= 任务要求 =
A. 输出介绍苏毗的文字中从“更新时间:2024-02-01 09:38”到“波居住的建筑遗迹(见照片)。”之间的内容，首尾两处也包括在内。
B. 请从介绍苏毗的文字停下的地方接着往下写。

更新时间:2024-02-01 09:38
苏毗是藏族历史上一个文明程度较高的国家,在今西藏日喀则地区的南木林县一带。《新唐书》说苏毗是“西羌种”。可知苏毗原属羌系民族。法国汉学家伯希和认为,苏毗是一个藏种的国家,苏毗系羌系民族的名称,而“孙波”则是吐蕃的名称,此论已为学界公认。
苏毗的原始居地在今西藏日喀则地区的南木林县一带。也即襄曲流域。因此藏文史籍又称襄曲为苏毗河。苏毗“在葱岭之南”,可知苏毗原居于青藏高原西部及西北部。之后逐渐东扩,一直抵达拉萨河流域和昌都的西北部一带,课题组在丁青寺背后的山顶上发现许多传说是古代孙波居住的建筑遗迹(见照片)。

= 元素及区域数据 =

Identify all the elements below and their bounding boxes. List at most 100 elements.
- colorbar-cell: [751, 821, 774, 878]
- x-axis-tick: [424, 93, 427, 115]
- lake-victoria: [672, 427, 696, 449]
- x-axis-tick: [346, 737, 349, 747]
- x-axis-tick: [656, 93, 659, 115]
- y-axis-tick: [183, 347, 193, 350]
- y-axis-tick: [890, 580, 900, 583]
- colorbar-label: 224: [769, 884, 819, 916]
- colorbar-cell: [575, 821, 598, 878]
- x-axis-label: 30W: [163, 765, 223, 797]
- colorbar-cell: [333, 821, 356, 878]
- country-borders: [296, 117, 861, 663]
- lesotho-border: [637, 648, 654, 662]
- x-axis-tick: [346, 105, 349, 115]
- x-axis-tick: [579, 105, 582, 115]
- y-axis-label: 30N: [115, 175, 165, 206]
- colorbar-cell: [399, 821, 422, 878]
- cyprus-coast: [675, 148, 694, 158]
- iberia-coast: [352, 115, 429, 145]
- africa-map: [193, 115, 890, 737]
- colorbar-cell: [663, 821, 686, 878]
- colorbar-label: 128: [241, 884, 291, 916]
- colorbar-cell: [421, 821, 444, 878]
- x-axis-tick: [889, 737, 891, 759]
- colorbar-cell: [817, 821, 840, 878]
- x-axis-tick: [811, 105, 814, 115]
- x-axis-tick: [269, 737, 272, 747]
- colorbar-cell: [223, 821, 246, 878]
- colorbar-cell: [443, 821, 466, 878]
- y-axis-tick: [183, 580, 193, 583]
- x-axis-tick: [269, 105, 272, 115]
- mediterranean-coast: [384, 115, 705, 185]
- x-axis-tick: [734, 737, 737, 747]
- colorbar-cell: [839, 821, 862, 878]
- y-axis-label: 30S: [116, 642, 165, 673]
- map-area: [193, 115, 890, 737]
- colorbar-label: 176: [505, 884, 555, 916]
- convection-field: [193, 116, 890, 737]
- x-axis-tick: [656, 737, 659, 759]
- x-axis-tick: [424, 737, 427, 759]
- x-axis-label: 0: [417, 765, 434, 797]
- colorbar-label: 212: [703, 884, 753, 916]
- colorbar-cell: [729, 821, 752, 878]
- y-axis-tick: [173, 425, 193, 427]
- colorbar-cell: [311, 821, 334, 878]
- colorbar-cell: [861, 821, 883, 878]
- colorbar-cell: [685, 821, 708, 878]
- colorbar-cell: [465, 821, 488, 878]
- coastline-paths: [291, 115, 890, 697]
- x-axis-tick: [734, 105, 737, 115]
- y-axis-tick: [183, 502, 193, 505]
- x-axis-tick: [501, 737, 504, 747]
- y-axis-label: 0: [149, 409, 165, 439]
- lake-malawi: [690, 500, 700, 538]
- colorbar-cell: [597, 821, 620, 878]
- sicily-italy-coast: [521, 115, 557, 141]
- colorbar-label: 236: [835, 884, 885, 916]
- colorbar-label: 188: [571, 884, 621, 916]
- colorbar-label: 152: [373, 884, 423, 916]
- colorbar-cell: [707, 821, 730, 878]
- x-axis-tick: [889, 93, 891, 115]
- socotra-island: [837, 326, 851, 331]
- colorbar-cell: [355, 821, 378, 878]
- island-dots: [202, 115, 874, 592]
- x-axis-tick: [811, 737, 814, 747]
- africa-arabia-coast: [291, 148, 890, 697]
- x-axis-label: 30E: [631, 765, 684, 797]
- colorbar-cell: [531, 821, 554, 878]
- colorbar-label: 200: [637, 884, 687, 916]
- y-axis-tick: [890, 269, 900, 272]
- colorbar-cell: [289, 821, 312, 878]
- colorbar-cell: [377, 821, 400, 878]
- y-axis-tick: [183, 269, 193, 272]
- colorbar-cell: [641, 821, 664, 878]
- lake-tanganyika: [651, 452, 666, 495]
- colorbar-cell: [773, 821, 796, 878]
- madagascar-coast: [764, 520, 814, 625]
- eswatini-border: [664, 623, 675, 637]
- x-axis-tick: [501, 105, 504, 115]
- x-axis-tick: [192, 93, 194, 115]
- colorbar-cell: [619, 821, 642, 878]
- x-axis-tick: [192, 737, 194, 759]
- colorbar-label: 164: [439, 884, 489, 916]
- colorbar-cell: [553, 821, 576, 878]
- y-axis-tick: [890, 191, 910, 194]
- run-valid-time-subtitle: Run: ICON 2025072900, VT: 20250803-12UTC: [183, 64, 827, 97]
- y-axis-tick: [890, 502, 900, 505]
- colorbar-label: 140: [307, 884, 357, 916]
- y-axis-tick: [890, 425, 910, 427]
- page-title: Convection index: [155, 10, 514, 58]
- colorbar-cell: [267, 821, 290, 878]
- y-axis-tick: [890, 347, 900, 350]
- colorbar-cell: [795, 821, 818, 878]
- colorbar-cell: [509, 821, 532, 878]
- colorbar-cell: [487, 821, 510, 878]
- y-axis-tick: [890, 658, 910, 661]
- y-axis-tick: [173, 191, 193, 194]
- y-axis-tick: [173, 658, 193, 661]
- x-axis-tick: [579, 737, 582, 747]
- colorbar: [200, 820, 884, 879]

= 任务答案 =
A.
更新时间:2024-02-01 09:38
苏毗是藏族历史上一个文明程度较高的国家,在今西藏日喀则地区的南木林县一带。《新唐书》说苏毗是“西羌种”。可知苏毗原属羌系民族。法国汉学家伯希和认为,苏毗是一个藏种的国家,苏毗系羌系民族的名称,而“孙波”则是吐蕃的名称,此论已为学界公认。
苏毗的原始居地在今西藏日喀则地区的南木林县一带。也即襄曲流域。因此藏文史籍又称襄曲为苏毗河。苏毗“在葱岭之南”,可知苏毗原居于青藏高原西部及西北部。之后逐渐东扩,一直抵达拉萨河流域和昌都的西北部一带,课题组在丁青寺背后的山顶上发现许多传说是古代孙波居住的建筑遗迹(见照片)。

B.
《隋书》记载,苏毗“人有万家”,可见隋朝时期苏毗已是有户逾万的大国,兼之地域广阔,更是雄长一方。由于苏毗国内实行女王与小女王的共同执政,逐渐出现了裂痕,矛盾日益激化。
当时,苏毗女王达甲吾居于辗噶尔旧堡,而小女王墀蚌苏则居于悉补尔瓦之宇那(今拉萨北)。达甲吾颟顸昏庸,骄纵暴戾,大臣念·几松上言劝谏,反为达甲吾所逐。念·几松乃暗中策划,杀死达甲吾,投奔墀蚌苏。
墀蚌苏大喜,重赐念·几松。念·几松之妻恣意妄为,残酷虐待奴户,激起民怨,而墀蚌苏亦非明君。在这种条件下,一些大臣暗中联系驻扎于青瓦达孜宫(今西藏琼结县)的吐蕃达日年塞赞普,图谋颠覆。
达日年塞之子南日松赞继位后,便与苏毗众旧臣起誓结盟,里应外合,一举占据苏毗王宫,处死了昏庸的女王墀蚌苏,王子“芒波杰孙波逃遁突厥”。苏毗归属于吐蕃。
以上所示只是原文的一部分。